*DO THIS*. Would you transcribe the listing that follows, character for character, and omit its images?

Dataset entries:
════════

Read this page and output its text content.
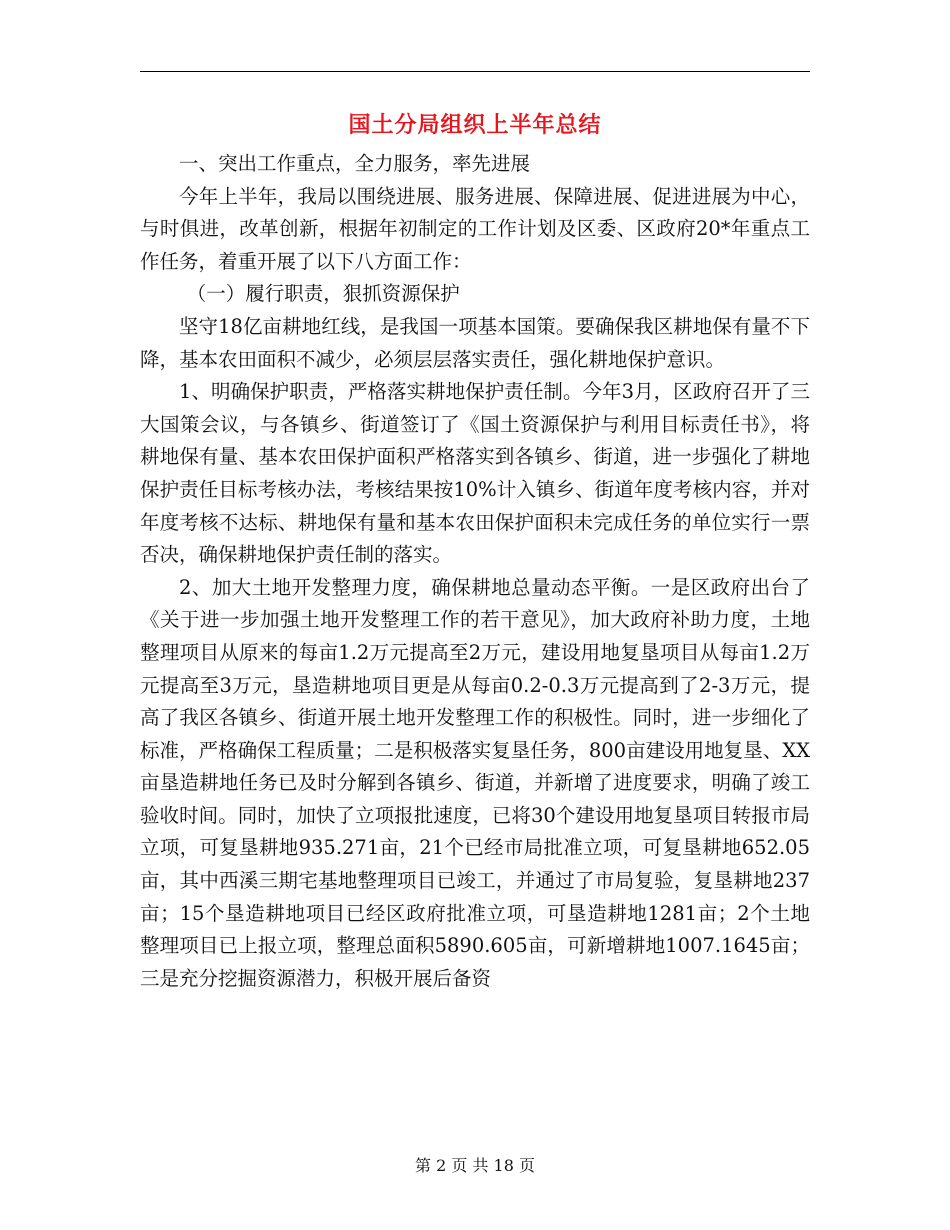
国土分局组织上半年总结

一、突出工作重点，全力服务，率先进展

今年上半年，我局以围绕进展、服务进展、保障进展、促进进展为中心，与时俱进，改革创新，根据年初制定的工作计划及区委、区政府20*年重点工作任务，着重开展了以下八方面工作：

（一）履行职责，狠抓资源保护

坚守18亿亩耕地红线，是我国一项基本国策。要确保我区耕地保有量不下降，基本农田面积不减少，必须层层落实责任，强化耕地保护意识。

1、明确保护职责，严格落实耕地保护责任制。今年3月，区政府召开了三大国策会议，与各镇乡、街道签订了《国土资源保护与利用目标责任书》，将耕地保有量、基本农田保护面积严格落实到各镇乡、街道，进一步强化了耕地保护责任目标考核办法，考核结果按10%计入镇乡、街道年度考核内容，并对年度考核不达标、耕地保有量和基本农田保护面积未完成任务的单位实行一票否决，确保耕地保护责任制的落实。

2、加大土地开发整理力度，确保耕地总量动态平衡。一是区政府出台了《关于进一步加强土地开发整理工作的若干意见》，加大政府补助力度，土地整理项目从原来的每亩1.2万元提高至2万元，建设用地复垦项目从每亩1.2万元提高至3万元，垦造耕地项目更是从每亩0.2-0.3万元提高到了2-3万元，提高了我区各镇乡、街道开展土地开发整理工作的积极性。同时，进一步细化了标准，严格确保工程质量；二是积极落实复垦任务，800亩建设用地复垦、XX亩垦造耕地任务已及时分解到各镇乡、街道，并新增了进度要求，明确了竣工验收时间。同时，加快了立项报批速度，已将30个建设用地复垦项目转报市局立项，可复垦耕地935.271亩，21个已经市局批准立项，可复垦耕地652.05亩，其中西溪三期宅基地整理项目已竣工，并通过了市局复验，复垦耕地237亩；15个垦造耕地项目已经区政府批准立项，可垦造耕地1281亩；2个土地整理项目已上报立项，整理总面积5890.605亩，可新增耕地1007.1645亩；三是充分挖掘资源潜力，积极开展后备资

第 2 页 共 18 页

════════

*IN RESPONSE*.
Read this page and output its text content.
国土分局组织上半年总结

一、突出工作重点，全力服务，率先进展

今年上半年，我局以围绕进展、服务进展、保障进展、促进进展为中心，与时俱进，改革创新，根据年初制定的工作计划及区委、区政府20*年重点工作任务，着重开展了以下八方面工作：

（一）履行职责，狠抓资源保护

坚守18亿亩耕地红线，是我国一项基本国策。要确保我区耕地保有量不下降，基本农田面积不减少，必须层层落实责任，强化耕地保护意识。

1、明确保护职责，严格落实耕地保护责任制。今年3月，区政府召开了三大国策会议，与各镇乡、街道签订了《国土资源保护与利用目标责任书》，将耕地保有量、基本农田保护面积严格落实到各镇乡、街道，进一步强化了耕地保护责任目标考核办法，考核结果按10%计入镇乡、街道年度考核内容，并对年度考核不达标、耕地保有量和基本农田保护面积未完成任务的单位实行一票否决，确保耕地保护责任制的落实。

2、加大土地开发整理力度，确保耕地总量动态平衡。一是区政府出台了《关于进一步加强土地开发整理工作的若干意见》，加大政府补助力度，土地整理项目从原来的每亩1.2万元提高至2万元，建设用地复垦项目从每亩1.2万元提高至3万元，垦造耕地项目更是从每亩0.2-0.3万元提高到了2-3万元，提高了我区各镇乡、街道开展土地开发整理工作的积极性。同时，进一步细化了标准，严格确保工程质量；二是积极落实复垦任务，800亩建设用地复垦、XX亩垦造耕地任务已及时分解到各镇乡、街道，并新增了进度要求，明确了竣工验收时间。同时，加快了立项报批速度，已将30个建设用地复垦项目转报市局立项，可复垦耕地935.271亩，21个已经市局批准立项，可复垦耕地652.05亩，其中西溪三期宅基地整理项目已竣工，并通过了市局复验，复垦耕地237亩；15个垦造耕地项目已经区政府批准立项，可垦造耕地1281亩；2个土地整理项目已上报立项，整理总面积5890.605亩，可新增耕地1007.1645亩；三是充分挖掘资源潜力，积极开展后备资

第 2 页 共 18 页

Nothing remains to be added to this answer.